**Work to do:**
Go through the records underneath and write each one out again exactly.

**Task material:**
------------------------------------------------------------

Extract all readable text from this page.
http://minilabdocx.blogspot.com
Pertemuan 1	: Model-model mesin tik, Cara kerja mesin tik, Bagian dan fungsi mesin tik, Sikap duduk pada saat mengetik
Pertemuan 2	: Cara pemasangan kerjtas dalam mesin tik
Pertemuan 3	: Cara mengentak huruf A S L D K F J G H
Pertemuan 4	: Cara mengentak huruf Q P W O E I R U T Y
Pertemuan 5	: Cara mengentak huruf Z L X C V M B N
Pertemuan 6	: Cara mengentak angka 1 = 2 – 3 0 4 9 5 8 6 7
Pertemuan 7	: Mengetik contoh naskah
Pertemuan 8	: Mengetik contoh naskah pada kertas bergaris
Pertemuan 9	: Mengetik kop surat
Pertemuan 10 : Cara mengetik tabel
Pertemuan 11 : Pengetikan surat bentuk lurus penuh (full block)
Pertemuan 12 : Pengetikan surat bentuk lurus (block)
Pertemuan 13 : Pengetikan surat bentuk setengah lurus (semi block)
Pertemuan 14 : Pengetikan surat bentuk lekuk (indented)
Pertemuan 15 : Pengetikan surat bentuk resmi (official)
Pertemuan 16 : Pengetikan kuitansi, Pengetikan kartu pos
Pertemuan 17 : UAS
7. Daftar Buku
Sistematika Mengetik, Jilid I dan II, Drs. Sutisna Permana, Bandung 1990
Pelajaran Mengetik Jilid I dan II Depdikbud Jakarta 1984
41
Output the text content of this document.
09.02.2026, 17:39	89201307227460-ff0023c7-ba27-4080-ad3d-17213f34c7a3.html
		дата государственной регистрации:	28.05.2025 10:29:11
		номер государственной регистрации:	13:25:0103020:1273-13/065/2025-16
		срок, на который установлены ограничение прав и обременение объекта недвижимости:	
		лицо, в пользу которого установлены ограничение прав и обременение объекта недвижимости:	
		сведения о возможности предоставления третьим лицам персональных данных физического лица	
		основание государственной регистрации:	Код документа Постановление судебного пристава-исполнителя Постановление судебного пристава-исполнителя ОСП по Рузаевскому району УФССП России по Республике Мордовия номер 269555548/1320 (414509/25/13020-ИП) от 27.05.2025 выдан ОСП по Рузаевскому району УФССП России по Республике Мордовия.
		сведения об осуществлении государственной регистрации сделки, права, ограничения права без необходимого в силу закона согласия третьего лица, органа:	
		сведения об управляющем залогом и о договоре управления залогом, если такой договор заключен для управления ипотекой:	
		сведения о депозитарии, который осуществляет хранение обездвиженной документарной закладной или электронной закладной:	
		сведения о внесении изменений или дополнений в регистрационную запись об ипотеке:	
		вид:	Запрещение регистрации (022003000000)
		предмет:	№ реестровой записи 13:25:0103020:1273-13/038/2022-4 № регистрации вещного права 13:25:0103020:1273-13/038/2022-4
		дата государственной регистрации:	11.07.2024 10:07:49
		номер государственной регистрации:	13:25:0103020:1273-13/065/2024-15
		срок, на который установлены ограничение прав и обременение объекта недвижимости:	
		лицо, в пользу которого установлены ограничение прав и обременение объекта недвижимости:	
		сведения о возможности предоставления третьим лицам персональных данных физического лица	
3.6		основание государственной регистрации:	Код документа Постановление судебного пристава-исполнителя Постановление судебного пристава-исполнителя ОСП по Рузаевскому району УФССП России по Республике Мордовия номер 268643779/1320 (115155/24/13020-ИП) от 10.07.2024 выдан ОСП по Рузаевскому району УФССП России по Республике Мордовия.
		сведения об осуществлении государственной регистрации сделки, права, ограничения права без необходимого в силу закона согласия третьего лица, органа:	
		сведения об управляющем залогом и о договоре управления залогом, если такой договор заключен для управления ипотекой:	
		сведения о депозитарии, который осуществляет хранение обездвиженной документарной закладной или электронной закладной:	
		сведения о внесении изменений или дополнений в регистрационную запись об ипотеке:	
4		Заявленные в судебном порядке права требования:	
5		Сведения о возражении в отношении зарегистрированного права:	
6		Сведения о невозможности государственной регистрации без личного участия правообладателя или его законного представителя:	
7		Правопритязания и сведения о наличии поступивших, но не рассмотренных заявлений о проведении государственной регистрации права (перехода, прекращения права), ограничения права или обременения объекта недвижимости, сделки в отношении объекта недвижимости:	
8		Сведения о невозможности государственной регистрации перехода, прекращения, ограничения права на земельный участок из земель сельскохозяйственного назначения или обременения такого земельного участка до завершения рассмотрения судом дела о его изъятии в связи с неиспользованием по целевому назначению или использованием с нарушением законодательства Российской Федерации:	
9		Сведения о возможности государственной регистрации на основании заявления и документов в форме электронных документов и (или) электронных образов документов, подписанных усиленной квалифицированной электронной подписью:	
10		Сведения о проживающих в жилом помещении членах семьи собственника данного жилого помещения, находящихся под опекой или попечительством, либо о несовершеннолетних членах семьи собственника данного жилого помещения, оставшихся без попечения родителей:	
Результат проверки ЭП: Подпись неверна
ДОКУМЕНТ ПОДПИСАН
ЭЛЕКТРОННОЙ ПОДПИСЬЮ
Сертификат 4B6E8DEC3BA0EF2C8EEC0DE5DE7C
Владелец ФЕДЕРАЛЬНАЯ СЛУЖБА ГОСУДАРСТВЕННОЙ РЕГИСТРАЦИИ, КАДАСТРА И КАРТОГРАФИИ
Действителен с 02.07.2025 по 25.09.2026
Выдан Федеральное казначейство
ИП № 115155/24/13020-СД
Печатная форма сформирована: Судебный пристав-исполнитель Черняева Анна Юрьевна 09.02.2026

------------------------------------------------------------

**Answer for this exercise:**
Extract all readable text from this page.
http://minilabdocx.blogspot.com
Pertemuan 1	: Model-model mesin tik, Cara kerja mesin tik, Bagian dan fungsi mesin tik, Sikap duduk pada saat mengetik
Pertemuan 2	: Cara pemasangan kerjtas dalam mesin tik
Pertemuan 3	: Cara mengentak huruf A S L D K F J G H
Pertemuan 4	: Cara mengentak huruf Q P W O E I R U T Y
Pertemuan 5	: Cara mengentak huruf Z L X C V M B N
Pertemuan 6	: Cara mengentak angka 1 = 2 – 3 0 4 9 5 8 6 7
Pertemuan 7	: Mengetik contoh naskah
Pertemuan 8	: Mengetik contoh naskah pada kertas bergaris
Pertemuan 9	: Mengetik kop surat
Pertemuan 10 : Cara mengetik tabel
Pertemuan 11 : Pengetikan surat bentuk lurus penuh (full block)
Pertemuan 12 : Pengetikan surat bentuk lurus (block)
Pertemuan 13 : Pengetikan surat bentuk setengah lurus (semi block)
Pertemuan 14 : Pengetikan surat bentuk lekuk (indented)
Pertemuan 15 : Pengetikan surat bentuk resmi (official)
Pertemuan 16 : Pengetikan kuitansi, Pengetikan kartu pos
Pertemuan 17 : UAS
7. Daftar Buku
Sistematika Mengetik, Jilid I dan II, Drs. Sutisna Permana, Bandung 1990
Pelajaran Mengetik Jilid I dan II Depdikbud Jakarta 1984
41
Output the text content of this document.
09.02.2026, 17:39	89201307227460-ff0023c7-ba27-4080-ad3d-17213f34c7a3.html
		дата государственной регистрации:	28.05.2025 10:29:11
		номер государственной регистрации:	13:25:0103020:1273-13/065/2025-16
		срок, на который установлены ограничение прав и обременение объекта недвижимости:	
		лицо, в пользу которого установлены ограничение прав и обременение объекта недвижимости:	
		сведения о возможности предоставления третьим лицам персональных данных физического лица	
		основание государственной регистрации:	Код документа Постановление судебного пристава-исполнителя Постановление судебного пристава-исполнителя ОСП по Рузаевскому району УФССП России по Республике Мордовия номер 269555548/1320 (414509/25/13020-ИП) от 27.05.2025 выдан ОСП по Рузаевскому району УФССП России по Республике Мордовия.
		сведения об осуществлении государственной регистрации сделки, права, ограничения права без необходимого в силу закона согласия третьего лица, органа:	
		сведения об управляющем залогом и о договоре управления залогом, если такой договор заключен для управления ипотекой:	
		сведения о депозитарии, который осуществляет хранение обездвиженной документарной закладной или электронной закладной:	
		сведения о внесении изменений или дополнений в регистрационную запись об ипотеке:	
		вид:	Запрещение регистрации (022003000000)
		предмет:	№ реестровой записи 13:25:0103020:1273-13/038/2022-4 № регистрации вещного права 13:25:0103020:1273-13/038/2022-4
		дата государственной регистрации:	11.07.2024 10:07:49
		номер государственной регистрации:	13:25:0103020:1273-13/065/2024-15
		срок, на который установлены ограничение прав и обременение объекта недвижимости:	
		лицо, в пользу которого установлены ограничение прав и обременение объекта недвижимости:	
		сведения о возможности предоставления третьим лицам персональных данных физического лица	
3.6		основание государственной регистрации:	Код документа Постановление судебного пристава-исполнителя Постановление судебного пристава-исполнителя ОСП по Рузаевскому району УФССП России по Республике Мордовия номер 268643779/1320 (115155/24/13020-ИП) от 10.07.2024 выдан ОСП по Рузаевскому району УФССП России по Республике Мордовия.
		сведения об осуществлении государственной регистрации сделки, права, ограничения права без необходимого в силу закона согласия третьего лица, органа:	
		сведения об управляющем залогом и о договоре управления залогом, если такой договор заключен для управления ипотекой:	
		сведения о депозитарии, который осуществляет хранение обездвиженной документарной закладной или электронной закладной:	
		сведения о внесении изменений или дополнений в регистрационную запись об ипотеке:	
4		Заявленные в судебном порядке права требования:	
5		Сведения о возражении в отношении зарегистрированного права:	
6		Сведения о невозможности государственной регистрации без личного участия правообладателя или его законного представителя:	
7		Правопритязания и сведения о наличии поступивших, но не рассмотренных заявлений о проведении государственной регистрации права (перехода, прекращения права), ограничения права или обременения объекта недвижимости, сделки в отношении объекта недвижимости:	
8		Сведения о невозможности государственной регистрации перехода, прекращения, ограничения права на земельный участок из земель сельскохозяйственного назначения или обременения такого земельного участка до завершения рассмотрения судом дела о его изъятии в связи с неиспользованием по целевому назначению или использованием с нарушением законодательства Российской Федерации:	
9		Сведения о возможности государственной регистрации на основании заявления и документов в форме электронных документов и (или) электронных образов документов, подписанных усиленной квалифицированной электронной подписью:	
10		Сведения о проживающих в жилом помещении членах семьи собственника данного жилого помещения, находящихся под опекой или попечительством, либо о несовершеннолетних членах семьи собственника данного жилого помещения, оставшихся без попечения родителей:	
Результат проверки ЭП: Подпись неверна
ДОКУМЕНТ ПОДПИСАН
ЭЛЕКТРОННОЙ ПОДПИСЬЮ
Сертификат 4B6E8DEC3BA0EF2C8EEC0DE5DE7C
Владелец ФЕДЕРАЛЬНАЯ СЛУЖБА ГОСУДАРСТВЕННОЙ РЕГИСТРАЦИИ, КАДАСТРА И КАРТОГРАФИИ
Действителен с 02.07.2025 по 25.09.2026
Выдан Федеральное казначейство
ИП № 115155/24/13020-СД
Печатная форма сформирована: Судебный пристав-исполнитель Черняева Анна Юрьевна 09.02.2026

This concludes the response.